PROBLEM DESCRIPTION - Exact copy, no pictures: repeat the data that follows.

INPUT DATA -
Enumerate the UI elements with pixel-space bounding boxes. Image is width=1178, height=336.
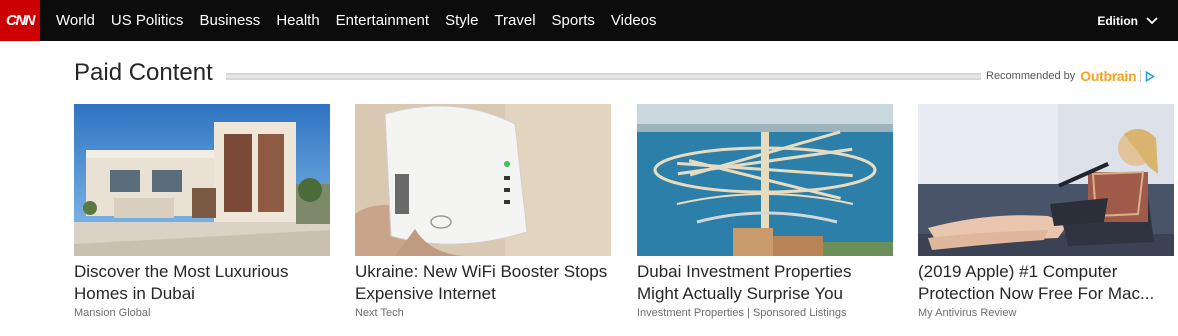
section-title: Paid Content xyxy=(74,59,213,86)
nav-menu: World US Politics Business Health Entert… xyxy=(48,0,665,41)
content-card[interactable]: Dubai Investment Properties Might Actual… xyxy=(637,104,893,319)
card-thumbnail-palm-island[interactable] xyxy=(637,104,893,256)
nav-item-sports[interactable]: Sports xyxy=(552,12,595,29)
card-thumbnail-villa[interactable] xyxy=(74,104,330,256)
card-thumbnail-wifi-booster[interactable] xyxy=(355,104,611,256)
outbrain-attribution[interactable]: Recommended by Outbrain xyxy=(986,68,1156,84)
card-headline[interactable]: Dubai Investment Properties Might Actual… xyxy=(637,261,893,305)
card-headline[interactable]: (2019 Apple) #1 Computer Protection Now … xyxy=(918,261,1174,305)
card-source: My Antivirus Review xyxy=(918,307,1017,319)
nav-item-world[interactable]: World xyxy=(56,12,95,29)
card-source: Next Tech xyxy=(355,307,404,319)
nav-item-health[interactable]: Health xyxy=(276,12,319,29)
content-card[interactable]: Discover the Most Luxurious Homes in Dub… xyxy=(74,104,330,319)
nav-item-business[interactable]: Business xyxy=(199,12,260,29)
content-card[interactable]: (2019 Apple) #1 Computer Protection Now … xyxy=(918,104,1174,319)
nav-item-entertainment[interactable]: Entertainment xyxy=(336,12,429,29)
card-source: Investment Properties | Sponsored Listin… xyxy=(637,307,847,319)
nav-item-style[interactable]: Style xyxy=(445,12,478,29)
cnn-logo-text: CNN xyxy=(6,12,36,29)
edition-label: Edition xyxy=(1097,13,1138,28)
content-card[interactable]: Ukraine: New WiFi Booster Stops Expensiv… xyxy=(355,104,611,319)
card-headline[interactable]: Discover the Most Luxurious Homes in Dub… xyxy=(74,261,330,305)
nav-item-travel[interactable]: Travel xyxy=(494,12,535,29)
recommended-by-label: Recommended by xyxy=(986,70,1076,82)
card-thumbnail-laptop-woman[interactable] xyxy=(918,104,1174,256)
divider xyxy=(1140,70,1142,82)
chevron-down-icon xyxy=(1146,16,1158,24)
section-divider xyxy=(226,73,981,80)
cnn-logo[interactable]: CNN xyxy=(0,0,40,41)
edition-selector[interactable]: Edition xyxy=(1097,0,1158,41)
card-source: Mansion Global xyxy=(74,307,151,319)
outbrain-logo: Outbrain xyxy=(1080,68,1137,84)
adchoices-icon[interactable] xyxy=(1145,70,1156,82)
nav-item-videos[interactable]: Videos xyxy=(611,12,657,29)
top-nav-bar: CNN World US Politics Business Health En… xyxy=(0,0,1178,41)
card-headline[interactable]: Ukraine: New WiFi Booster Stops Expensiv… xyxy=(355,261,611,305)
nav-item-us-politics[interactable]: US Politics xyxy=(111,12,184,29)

THE ANSWER -
Enumerate the UI elements with pixel-space bounding boxes. Image is width=1178, height=336.
section-title: Paid Content xyxy=(74,59,213,86)
nav-menu: World US Politics Business Health Entert… xyxy=(48,0,665,41)
content-card[interactable]: Dubai Investment Properties Might Actual… xyxy=(637,104,893,319)
card-thumbnail-palm-island[interactable] xyxy=(637,104,893,256)
nav-item-sports[interactable]: Sports xyxy=(552,12,595,29)
card-thumbnail-villa[interactable] xyxy=(74,104,330,256)
card-thumbnail-wifi-booster[interactable] xyxy=(355,104,611,256)
outbrain-attribution[interactable]: Recommended by Outbrain xyxy=(986,68,1156,84)
card-headline[interactable]: Dubai Investment Properties Might Actual… xyxy=(637,261,893,305)
card-headline[interactable]: (2019 Apple) #1 Computer Protection Now … xyxy=(918,261,1174,305)
card-source: My Antivirus Review xyxy=(918,307,1017,319)
nav-item-world[interactable]: World xyxy=(56,12,95,29)
card-source: Next Tech xyxy=(355,307,404,319)
nav-item-health[interactable]: Health xyxy=(276,12,319,29)
content-card[interactable]: Discover the Most Luxurious Homes in Dub… xyxy=(74,104,330,319)
nav-item-business[interactable]: Business xyxy=(199,12,260,29)
content-card[interactable]: (2019 Apple) #1 Computer Protection Now … xyxy=(918,104,1174,319)
nav-item-entertainment[interactable]: Entertainment xyxy=(336,12,429,29)
card-source: Investment Properties | Sponsored Listin… xyxy=(637,307,847,319)
nav-item-style[interactable]: Style xyxy=(445,12,478,29)
cnn-logo-text: CNN xyxy=(6,12,36,29)
edition-label: Edition xyxy=(1097,13,1138,28)
content-card[interactable]: Ukraine: New WiFi Booster Stops Expensiv… xyxy=(355,104,611,319)
card-headline[interactable]: Discover the Most Luxurious Homes in Dub… xyxy=(74,261,330,305)
nav-item-travel[interactable]: Travel xyxy=(494,12,535,29)
recommended-by-label: Recommended by xyxy=(986,70,1076,82)
card-thumbnail-laptop-woman[interactable] xyxy=(918,104,1174,256)
divider xyxy=(1140,70,1142,82)
chevron-down-icon xyxy=(1146,16,1158,24)
section-divider xyxy=(226,73,981,80)
cnn-logo[interactable]: CNN xyxy=(0,0,40,41)
edition-selector[interactable]: Edition xyxy=(1097,0,1158,41)
card-source: Mansion Global xyxy=(74,307,151,319)
outbrain-logo: Outbrain xyxy=(1080,68,1137,84)
adchoices-icon[interactable] xyxy=(1145,70,1156,82)
nav-item-videos[interactable]: Videos xyxy=(611,12,657,29)
top-nav-bar: CNN World US Politics Business Health En… xyxy=(0,0,1178,41)
card-headline[interactable]: Ukraine: New WiFi Booster Stops Expensiv… xyxy=(355,261,611,305)
nav-item-us-politics[interactable]: US Politics xyxy=(111,12,184,29)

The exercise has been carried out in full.